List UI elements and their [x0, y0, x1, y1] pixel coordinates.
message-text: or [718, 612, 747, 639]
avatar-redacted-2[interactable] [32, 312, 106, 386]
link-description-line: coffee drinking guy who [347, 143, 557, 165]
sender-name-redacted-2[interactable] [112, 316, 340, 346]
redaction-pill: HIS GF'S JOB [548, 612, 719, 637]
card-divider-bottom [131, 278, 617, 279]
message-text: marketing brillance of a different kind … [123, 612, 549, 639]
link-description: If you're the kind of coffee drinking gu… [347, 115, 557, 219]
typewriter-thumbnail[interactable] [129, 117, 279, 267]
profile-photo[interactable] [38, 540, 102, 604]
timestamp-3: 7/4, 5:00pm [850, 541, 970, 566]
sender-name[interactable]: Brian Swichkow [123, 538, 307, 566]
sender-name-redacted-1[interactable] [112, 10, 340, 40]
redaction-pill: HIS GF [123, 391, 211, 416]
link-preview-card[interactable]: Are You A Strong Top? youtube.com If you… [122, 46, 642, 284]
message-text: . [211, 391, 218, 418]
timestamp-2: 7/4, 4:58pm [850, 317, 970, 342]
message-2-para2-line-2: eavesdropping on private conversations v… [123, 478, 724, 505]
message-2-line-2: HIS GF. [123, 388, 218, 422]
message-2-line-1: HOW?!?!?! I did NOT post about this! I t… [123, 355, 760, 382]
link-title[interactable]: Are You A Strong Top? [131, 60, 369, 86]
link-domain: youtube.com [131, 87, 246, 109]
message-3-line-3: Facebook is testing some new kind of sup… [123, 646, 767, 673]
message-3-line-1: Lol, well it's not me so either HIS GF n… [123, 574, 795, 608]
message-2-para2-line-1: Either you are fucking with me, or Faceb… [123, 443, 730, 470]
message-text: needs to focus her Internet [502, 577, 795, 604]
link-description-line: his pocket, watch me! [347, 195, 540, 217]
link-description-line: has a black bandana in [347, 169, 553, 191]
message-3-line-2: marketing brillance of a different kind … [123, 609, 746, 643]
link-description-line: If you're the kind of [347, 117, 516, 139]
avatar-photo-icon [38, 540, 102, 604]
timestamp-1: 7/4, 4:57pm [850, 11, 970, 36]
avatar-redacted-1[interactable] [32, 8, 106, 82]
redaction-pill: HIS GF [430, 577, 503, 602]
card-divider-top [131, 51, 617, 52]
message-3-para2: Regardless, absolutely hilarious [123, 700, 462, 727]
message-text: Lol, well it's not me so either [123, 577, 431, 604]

— Directions for this task —
Reproduce the records above, substituting "redaction-badge" for every occurrence of "redaction-pill" and leaving everything else unchanged.

— Result for this exercise —
List UI elements and their [x0, y0, x1, y1] pixel coordinates.
message-text: or [718, 612, 747, 639]
avatar-redacted-2[interactable] [32, 312, 106, 386]
link-description-line: coffee drinking guy who [347, 143, 557, 165]
sender-name-redacted-2[interactable] [112, 316, 340, 346]
redaction-badge: HIS GF'S JOB [548, 612, 719, 637]
card-divider-bottom [131, 278, 617, 279]
message-text: marketing brillance of a different kind … [123, 612, 549, 639]
link-description: If you're the kind of coffee drinking gu… [347, 115, 557, 219]
typewriter-thumbnail[interactable] [129, 117, 279, 267]
profile-photo[interactable] [38, 540, 102, 604]
timestamp-3: 7/4, 5:00pm [850, 541, 970, 566]
sender-name[interactable]: Brian Swichkow [123, 538, 307, 566]
sender-name-redacted-1[interactable] [112, 10, 340, 40]
redaction-badge: HIS GF [123, 391, 211, 416]
link-preview-card[interactable]: Are You A Strong Top? youtube.com If you… [122, 46, 642, 284]
message-text: . [211, 391, 218, 418]
timestamp-2: 7/4, 4:58pm [850, 317, 970, 342]
message-2-para2-line-2: eavesdropping on private conversations v… [123, 478, 724, 505]
message-2-line-2: HIS GF. [123, 388, 218, 422]
message-2-line-1: HOW?!?!?! I did NOT post about this! I t… [123, 355, 760, 382]
link-title[interactable]: Are You A Strong Top? [131, 60, 369, 86]
link-domain: youtube.com [131, 87, 246, 109]
message-3-line-3: Facebook is testing some new kind of sup… [123, 646, 767, 673]
message-3-line-1: Lol, well it's not me so either HIS GF n… [123, 574, 795, 608]
message-2-para2-line-1: Either you are fucking with me, or Faceb… [123, 443, 730, 470]
message-text: needs to focus her Internet [502, 577, 795, 604]
link-description-line: his pocket, watch me! [347, 195, 540, 217]
link-description-line: has a black bandana in [347, 169, 553, 191]
message-3-line-2: marketing brillance of a different kind … [123, 609, 746, 643]
link-description-line: If you're the kind of [347, 117, 516, 139]
avatar-photo-icon [38, 540, 102, 604]
timestamp-1: 7/4, 4:57pm [850, 11, 970, 36]
avatar-redacted-1[interactable] [32, 8, 106, 82]
redaction-badge: HIS GF [430, 577, 503, 602]
card-divider-top [131, 51, 617, 52]
message-3-para2: Regardless, absolutely hilarious [123, 700, 462, 727]
message-text: Lol, well it's not me so either [123, 577, 431, 604]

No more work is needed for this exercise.